— Begin RECORD LIST —

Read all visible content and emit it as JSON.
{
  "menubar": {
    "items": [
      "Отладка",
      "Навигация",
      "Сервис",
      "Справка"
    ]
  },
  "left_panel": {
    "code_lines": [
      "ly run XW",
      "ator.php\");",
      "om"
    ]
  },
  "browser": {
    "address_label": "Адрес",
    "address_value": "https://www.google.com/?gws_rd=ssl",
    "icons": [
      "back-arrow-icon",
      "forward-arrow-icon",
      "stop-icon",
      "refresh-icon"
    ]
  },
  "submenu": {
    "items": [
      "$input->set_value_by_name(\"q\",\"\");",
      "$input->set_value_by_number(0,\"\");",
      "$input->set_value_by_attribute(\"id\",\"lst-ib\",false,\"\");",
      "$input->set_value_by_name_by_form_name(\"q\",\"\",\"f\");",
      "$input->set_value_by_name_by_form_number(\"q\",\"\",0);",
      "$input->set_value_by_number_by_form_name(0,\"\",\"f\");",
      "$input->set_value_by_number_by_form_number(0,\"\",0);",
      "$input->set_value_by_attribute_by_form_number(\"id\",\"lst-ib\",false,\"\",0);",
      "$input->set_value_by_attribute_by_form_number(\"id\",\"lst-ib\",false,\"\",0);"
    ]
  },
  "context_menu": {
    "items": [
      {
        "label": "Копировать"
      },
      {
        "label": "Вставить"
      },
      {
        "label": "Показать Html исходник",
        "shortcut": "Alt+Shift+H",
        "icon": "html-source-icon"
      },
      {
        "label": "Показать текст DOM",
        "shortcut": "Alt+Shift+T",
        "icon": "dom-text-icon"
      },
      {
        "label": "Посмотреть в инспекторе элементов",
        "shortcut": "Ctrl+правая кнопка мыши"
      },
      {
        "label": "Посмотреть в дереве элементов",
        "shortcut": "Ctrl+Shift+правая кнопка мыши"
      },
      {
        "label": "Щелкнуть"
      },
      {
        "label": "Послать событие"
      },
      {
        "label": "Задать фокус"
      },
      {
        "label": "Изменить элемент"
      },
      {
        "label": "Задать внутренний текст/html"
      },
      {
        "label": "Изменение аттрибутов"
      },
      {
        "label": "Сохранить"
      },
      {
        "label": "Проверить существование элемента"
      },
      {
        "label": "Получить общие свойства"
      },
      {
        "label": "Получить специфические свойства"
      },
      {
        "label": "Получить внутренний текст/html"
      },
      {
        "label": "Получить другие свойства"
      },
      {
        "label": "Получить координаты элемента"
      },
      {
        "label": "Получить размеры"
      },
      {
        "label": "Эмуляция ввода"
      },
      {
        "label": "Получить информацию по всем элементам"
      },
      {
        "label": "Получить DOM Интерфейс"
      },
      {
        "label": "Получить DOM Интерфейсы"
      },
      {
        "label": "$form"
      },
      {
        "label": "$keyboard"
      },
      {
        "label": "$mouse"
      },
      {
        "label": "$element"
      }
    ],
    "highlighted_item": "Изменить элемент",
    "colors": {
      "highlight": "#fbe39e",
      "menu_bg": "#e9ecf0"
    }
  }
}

— End RECORD LIST —

- **TASK STATEMENT**: Reproduce the entries above in full, verbatim.

- **FINAL ANSWER**:
Read all visible content and emit it as JSON.
{
  "menubar": {
    "items": [
      "Отладка",
      "Навигация",
      "Сервис",
      "Справка"
    ]
  },
  "left_panel": {
    "code_lines": [
      "ly run XW",
      "ator.php\");",
      "om"
    ]
  },
  "browser": {
    "address_label": "Адрес",
    "address_value": "https://www.google.com/?gws_rd=ssl",
    "icons": [
      "back-arrow-icon",
      "forward-arrow-icon",
      "stop-icon",
      "refresh-icon"
    ]
  },
  "submenu": {
    "items": [
      "$input->set_value_by_name(\"q\",\"\");",
      "$input->set_value_by_number(0,\"\");",
      "$input->set_value_by_attribute(\"id\",\"lst-ib\",false,\"\");",
      "$input->set_value_by_name_by_form_name(\"q\",\"\",\"f\");",
      "$input->set_value_by_name_by_form_number(\"q\",\"\",0);",
      "$input->set_value_by_number_by_form_name(0,\"\",\"f\");",
      "$input->set_value_by_number_by_form_number(0,\"\",0);",
      "$input->set_value_by_attribute_by_form_number(\"id\",\"lst-ib\",false,\"\",0);",
      "$input->set_value_by_attribute_by_form_number(\"id\",\"lst-ib\",false,\"\",0);"
    ]
  },
  "context_menu": {
    "items": [
      {
        "label": "Копировать"
      },
      {
        "label": "Вставить"
      },
      {
        "label": "Показать Html исходник",
        "shortcut": "Alt+Shift+H",
        "icon": "html-source-icon"
      },
      {
        "label": "Показать текст DOM",
        "shortcut": "Alt+Shift+T",
        "icon": "dom-text-icon"
      },
      {
        "label": "Посмотреть в инспекторе элементов",
        "shortcut": "Ctrl+правая кнопка мыши"
      },
      {
        "label": "Посмотреть в дереве элементов",
        "shortcut": "Ctrl+Shift+правая кнопка мыши"
      },
      {
        "label": "Щелкнуть"
      },
      {
        "label": "Послать событие"
      },
      {
        "label": "Задать фокус"
      },
      {
        "label": "Изменить элемент"
      },
      {
        "label": "Задать внутренний текст/html"
      },
      {
        "label": "Изменение аттрибутов"
      },
      {
        "label": "Сохранить"
      },
      {
        "label": "Проверить существование элемента"
      },
      {
        "label": "Получить общие свойства"
      },
      {
        "label": "Получить специфические свойства"
      },
      {
        "label": "Получить внутренний текст/html"
      },
      {
        "label": "Получить другие свойства"
      },
      {
        "label": "Получить координаты элемента"
      },
      {
        "label": "Получить размеры"
      },
      {
        "label": "Эмуляция ввода"
      },
      {
        "label": "Получить информацию по всем элементам"
      },
      {
        "label": "Получить DOM Интерфейс"
      },
      {
        "label": "Получить DOM Интерфейсы"
      },
      {
        "label": "$form"
      },
      {
        "label": "$keyboard"
      },
      {
        "label": "$mouse"
      },
      {
        "label": "$element"
      }
    ],
    "highlighted_item": "Изменить элемент",
    "colors": {
      "highlight": "#fbe39e",
      "menu_bg": "#e9ecf0"
    }
  }
}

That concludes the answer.